◆ Work instructions
Lines containing the word "Economy" are the ones to copy from the records below.

──────── Task material

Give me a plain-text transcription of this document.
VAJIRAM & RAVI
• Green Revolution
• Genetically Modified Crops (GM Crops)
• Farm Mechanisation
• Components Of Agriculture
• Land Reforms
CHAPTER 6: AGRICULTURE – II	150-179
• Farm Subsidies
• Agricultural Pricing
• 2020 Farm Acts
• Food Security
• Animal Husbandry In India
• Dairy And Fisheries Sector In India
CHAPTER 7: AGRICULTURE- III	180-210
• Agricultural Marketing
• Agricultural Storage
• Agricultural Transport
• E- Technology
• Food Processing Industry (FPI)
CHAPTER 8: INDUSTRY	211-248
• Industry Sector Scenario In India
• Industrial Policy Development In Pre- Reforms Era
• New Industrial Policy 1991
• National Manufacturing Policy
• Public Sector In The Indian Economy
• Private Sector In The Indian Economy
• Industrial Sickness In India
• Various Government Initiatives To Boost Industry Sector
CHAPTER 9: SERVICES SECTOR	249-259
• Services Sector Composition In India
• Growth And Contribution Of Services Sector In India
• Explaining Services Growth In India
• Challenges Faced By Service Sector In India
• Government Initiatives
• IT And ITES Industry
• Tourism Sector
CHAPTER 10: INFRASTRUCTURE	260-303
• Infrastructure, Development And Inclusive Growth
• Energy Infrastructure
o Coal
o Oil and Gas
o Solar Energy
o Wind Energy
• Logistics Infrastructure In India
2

────────────────
──────── Task material

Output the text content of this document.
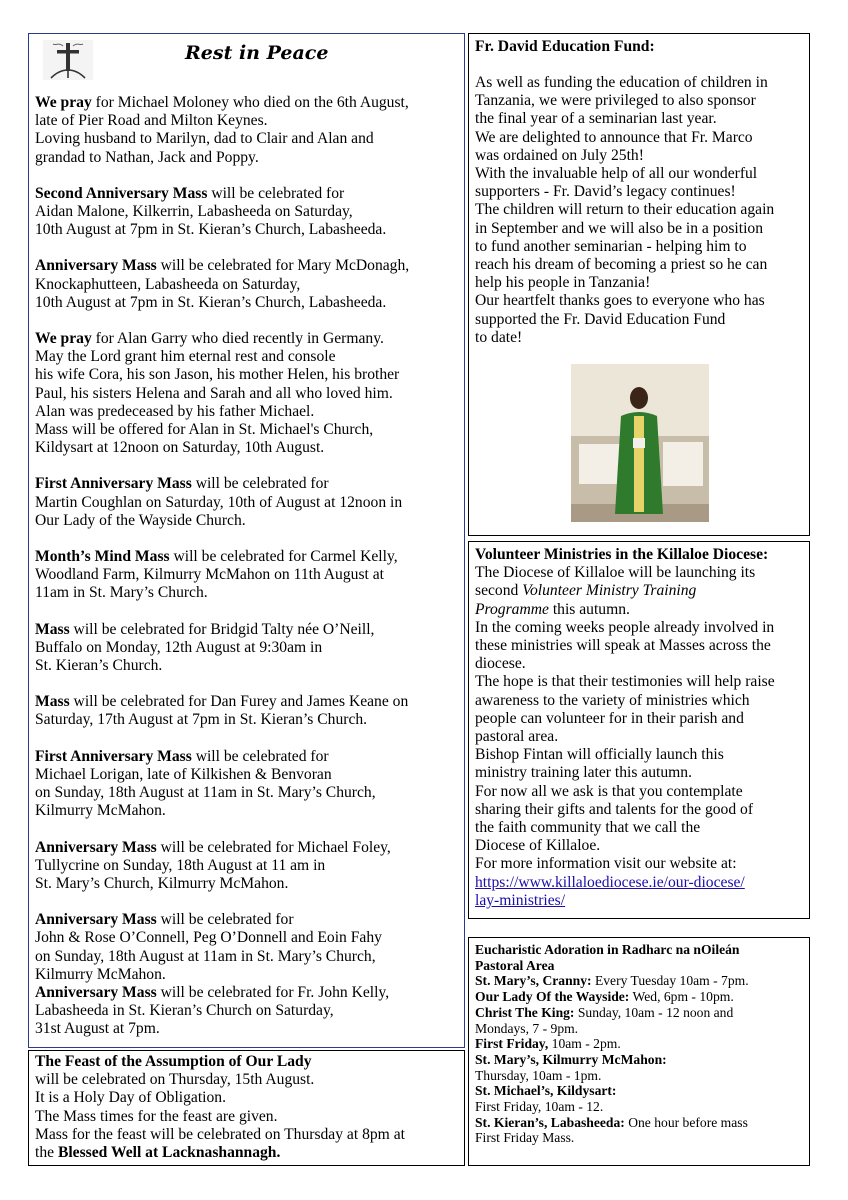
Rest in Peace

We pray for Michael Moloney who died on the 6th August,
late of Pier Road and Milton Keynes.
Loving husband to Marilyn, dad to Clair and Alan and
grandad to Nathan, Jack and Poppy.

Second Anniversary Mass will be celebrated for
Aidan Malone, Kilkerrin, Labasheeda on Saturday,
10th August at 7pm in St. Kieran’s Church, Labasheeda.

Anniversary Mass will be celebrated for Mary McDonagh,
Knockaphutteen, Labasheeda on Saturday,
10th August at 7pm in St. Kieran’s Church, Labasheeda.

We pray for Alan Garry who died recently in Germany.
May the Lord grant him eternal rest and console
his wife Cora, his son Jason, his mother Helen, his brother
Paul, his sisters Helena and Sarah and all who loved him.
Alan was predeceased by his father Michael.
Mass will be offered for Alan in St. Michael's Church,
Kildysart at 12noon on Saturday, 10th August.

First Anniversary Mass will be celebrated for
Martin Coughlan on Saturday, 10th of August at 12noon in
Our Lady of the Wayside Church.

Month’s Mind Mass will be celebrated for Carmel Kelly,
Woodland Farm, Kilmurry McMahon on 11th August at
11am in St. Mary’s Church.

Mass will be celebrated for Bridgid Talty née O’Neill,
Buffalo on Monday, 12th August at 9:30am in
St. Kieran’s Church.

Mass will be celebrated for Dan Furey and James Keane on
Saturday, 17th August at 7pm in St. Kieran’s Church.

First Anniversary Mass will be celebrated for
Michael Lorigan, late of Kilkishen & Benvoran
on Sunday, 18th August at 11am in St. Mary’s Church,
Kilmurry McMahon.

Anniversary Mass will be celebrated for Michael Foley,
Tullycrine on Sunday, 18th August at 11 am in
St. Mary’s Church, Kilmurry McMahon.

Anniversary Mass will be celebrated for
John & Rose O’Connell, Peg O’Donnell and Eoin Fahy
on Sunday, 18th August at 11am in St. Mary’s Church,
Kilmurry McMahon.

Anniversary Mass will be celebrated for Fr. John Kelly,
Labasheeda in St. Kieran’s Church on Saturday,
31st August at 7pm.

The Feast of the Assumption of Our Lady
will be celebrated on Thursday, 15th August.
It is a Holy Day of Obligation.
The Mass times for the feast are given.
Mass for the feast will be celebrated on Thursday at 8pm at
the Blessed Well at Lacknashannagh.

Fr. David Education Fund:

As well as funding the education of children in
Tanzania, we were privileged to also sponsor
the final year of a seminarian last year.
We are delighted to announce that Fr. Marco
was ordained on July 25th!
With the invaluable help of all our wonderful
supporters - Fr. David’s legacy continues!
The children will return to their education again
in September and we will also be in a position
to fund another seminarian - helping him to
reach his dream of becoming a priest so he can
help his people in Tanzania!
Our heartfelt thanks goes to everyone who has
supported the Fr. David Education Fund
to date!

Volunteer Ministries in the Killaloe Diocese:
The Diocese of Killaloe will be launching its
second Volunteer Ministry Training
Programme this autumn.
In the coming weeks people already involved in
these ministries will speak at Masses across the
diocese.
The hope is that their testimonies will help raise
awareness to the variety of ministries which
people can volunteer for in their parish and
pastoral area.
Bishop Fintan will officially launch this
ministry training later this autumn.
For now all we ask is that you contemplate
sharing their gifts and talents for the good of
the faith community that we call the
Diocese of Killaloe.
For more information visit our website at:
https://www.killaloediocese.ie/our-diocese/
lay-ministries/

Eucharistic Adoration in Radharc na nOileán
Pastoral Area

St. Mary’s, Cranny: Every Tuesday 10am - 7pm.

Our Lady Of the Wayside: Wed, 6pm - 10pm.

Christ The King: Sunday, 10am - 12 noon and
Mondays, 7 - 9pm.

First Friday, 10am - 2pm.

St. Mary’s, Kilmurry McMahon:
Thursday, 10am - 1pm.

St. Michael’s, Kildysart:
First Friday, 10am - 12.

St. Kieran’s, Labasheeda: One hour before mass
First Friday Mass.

────────────────

◆ Result of the task
• Public Sector In The Indian Economy
• Private Sector In The Indian Economy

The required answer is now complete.